Return the listing lines word for word, starting at the line containing "legend-swatch-2014 xyxy=(430,747,440,759)" and ending at the line containing "category-label-line: education, but". Include both of those lines.

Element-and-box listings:
# # # #
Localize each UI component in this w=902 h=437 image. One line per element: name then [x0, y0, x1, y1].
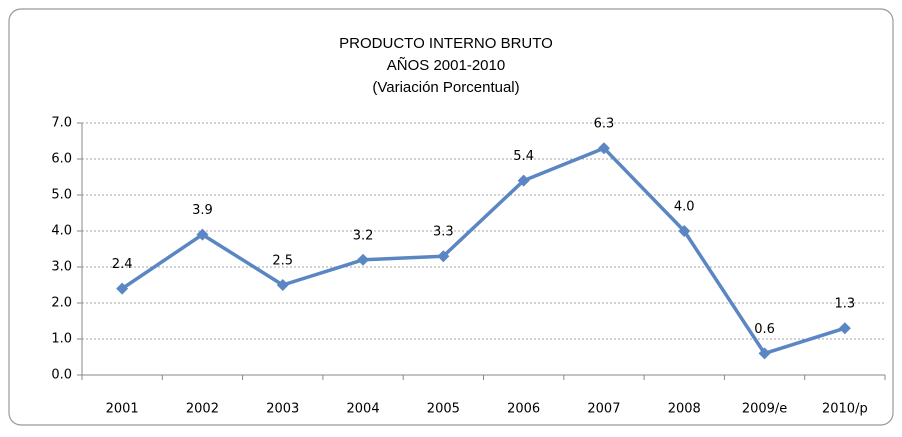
data-point: [758, 347, 771, 360]
data-point: [517, 174, 530, 187]
data-point: [437, 250, 450, 263]
y-tick-label: 4.0: [51, 224, 72, 239]
data-label: 4.0: [674, 200, 695, 215]
x-tick-label: 2010/p: [822, 402, 868, 417]
data-label: 5.4: [513, 149, 534, 164]
data-label: 3.9: [192, 203, 213, 218]
data-line: [121, 146, 846, 356]
data-point: [838, 322, 851, 335]
y-tick-label: 0.0: [51, 368, 72, 383]
y-tick-label: 5.0: [51, 188, 72, 203]
x-tick-label: 2008: [668, 402, 701, 417]
data-label: 6.3: [594, 117, 615, 132]
y-tick-label: 1.0: [51, 332, 72, 347]
x-tick-label: 2005: [427, 402, 460, 417]
data-point: [597, 142, 610, 155]
chart-frame: [8, 8, 894, 426]
x-tick-label: 2004: [347, 402, 380, 417]
data-label: 2.4: [112, 257, 133, 272]
y-tick-label: 7.0: [51, 116, 72, 131]
data-point: [196, 228, 209, 241]
data-label: 1.3: [835, 297, 856, 312]
chart-subtitle: AÑOS 2001-2010: [387, 57, 505, 74]
data-point: [357, 253, 370, 266]
data-label: 3.3: [433, 225, 454, 240]
x-tick-label: 2006: [507, 402, 540, 417]
chart-title: PRODUCTO INTERNO BRUTO: [339, 35, 553, 52]
x-tick-label: 2009/e: [742, 402, 787, 417]
data-point: [116, 282, 129, 295]
chart-subtitle: (Variación Porcentual): [372, 79, 519, 96]
data-label: 3.2: [353, 228, 374, 243]
x-tick-label: 2001: [106, 402, 139, 417]
y-tick-label: 2.0: [51, 296, 72, 311]
data-label: 0.6: [754, 322, 775, 337]
x-tick-label: 2007: [587, 402, 620, 417]
y-tick-label: 6.0: [51, 152, 72, 167]
x-tick-label: 2003: [266, 402, 299, 417]
y-tick-label: 3.0: [51, 260, 72, 275]
data-label: 2.5: [272, 254, 293, 269]
data-point: [678, 225, 691, 237]
x-tick-label: 2002: [186, 402, 219, 417]
data-point: [276, 279, 289, 291]
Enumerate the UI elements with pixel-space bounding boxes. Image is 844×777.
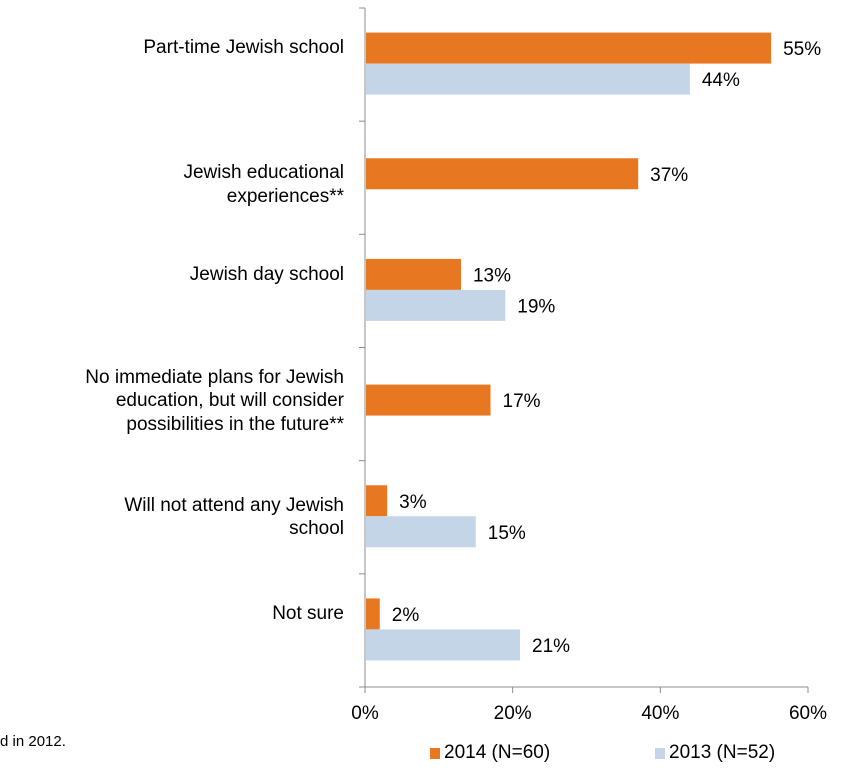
legend-swatch-2014 xyxy=(430,747,440,759)
category-label-2: Jewish day school xyxy=(0,263,344,287)
value-label-2014-5: 2% xyxy=(392,605,420,626)
bar-2014-1 xyxy=(366,158,639,190)
bar-2014-0 xyxy=(366,32,772,64)
legend-item-2013: 2013 (N=52) xyxy=(655,742,775,764)
bar-2013-0 xyxy=(366,63,690,95)
value-label-2014-3: 17% xyxy=(503,391,541,412)
value-label-2013-4: 15% xyxy=(488,523,526,544)
bar-2013-2 xyxy=(366,289,506,321)
bar-2013-4 xyxy=(366,516,476,548)
category-label-4: Will not attend any Jewish school xyxy=(0,494,344,541)
category-label-line: school xyxy=(289,518,344,540)
value-label-2013-0: 44% xyxy=(702,70,740,91)
category-label-line: Part-time Jewish school xyxy=(143,37,344,59)
category-label-line: education, but will consider xyxy=(115,390,344,412)
category-label-0: Part-time Jewish school xyxy=(0,36,344,60)
bar-2014-5 xyxy=(366,598,380,630)
bar-2014-2 xyxy=(366,258,461,290)
category-label-line: Will not attend any Jewish xyxy=(124,494,344,516)
category-label-5: Not sure xyxy=(0,602,344,626)
x-tick-label-0: 0% xyxy=(351,703,379,724)
bar-2013-5 xyxy=(366,629,521,661)
x-tick-label-1: 20% xyxy=(494,703,532,724)
value-label-2014-2: 13% xyxy=(473,265,511,286)
value-label-2013-2: 19% xyxy=(517,296,555,317)
category-label-line: Not sure xyxy=(272,603,344,625)
value-label-2014-1: 37% xyxy=(650,165,688,186)
legend-swatch-2013 xyxy=(655,747,665,759)
legend-label-2013: 2013 (N=52) xyxy=(669,742,776,763)
value-label-2014-4: 3% xyxy=(399,492,427,513)
category-label-line: Jewish day school xyxy=(189,263,344,285)
bar-2014-3 xyxy=(366,384,491,416)
value-label-2013-5: 21% xyxy=(532,636,570,657)
category-label-1: Jewish educational experiences** xyxy=(0,161,344,208)
category-label-line: No immediate plans for Jewish xyxy=(85,366,344,388)
category-label-line: possibilities in the future** xyxy=(126,413,344,435)
category-label-3: No immediate plans for Jewish education, … xyxy=(0,366,344,437)
category-label-line: Jewish educational xyxy=(183,162,344,184)
legend-item-2014: 2014 (N=60) xyxy=(430,742,550,764)
axes-group: 0% 20% 40% 60% xyxy=(351,7,827,724)
value-label-2014-0: 55% xyxy=(783,39,821,60)
x-tick-label-2: 40% xyxy=(641,703,679,724)
legend-label-2014: 2014 (N=60) xyxy=(444,742,551,763)
bar-2014-4 xyxy=(366,485,388,517)
footnote: d in 2012. xyxy=(0,733,66,750)
bars-group xyxy=(366,32,772,661)
x-tick-label-3: 60% xyxy=(789,703,827,724)
category-label-line: experiences** xyxy=(226,185,344,207)
value-labels-group: 55% 44% 37% 13% 19% 17% 3% 15% 2% 21% xyxy=(392,39,821,657)
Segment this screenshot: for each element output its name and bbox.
# # # #
*Output below*:
legend-swatch-2014 xyxy=(430,747,440,759)
category-label-2: Jewish day school xyxy=(0,263,344,287)
value-label-2014-5: 2% xyxy=(392,605,420,626)
bar-2014-1 xyxy=(366,158,639,190)
bar-2014-0 xyxy=(366,32,772,64)
legend-item-2013: 2013 (N=52) xyxy=(655,742,775,764)
bar-2013-0 xyxy=(366,63,690,95)
value-label-2014-3: 17% xyxy=(503,391,541,412)
value-label-2013-4: 15% xyxy=(488,523,526,544)
bar-2013-2 xyxy=(366,289,506,321)
bar-2013-4 xyxy=(366,516,476,548)
category-label-4: Will not attend any Jewish school xyxy=(0,494,344,541)
category-label-line: school xyxy=(289,518,344,540)
value-label-2013-0: 44% xyxy=(702,70,740,91)
category-label-line: Part-time Jewish school xyxy=(143,37,344,59)
category-label-line: education, but will consider xyxy=(115,390,344,412)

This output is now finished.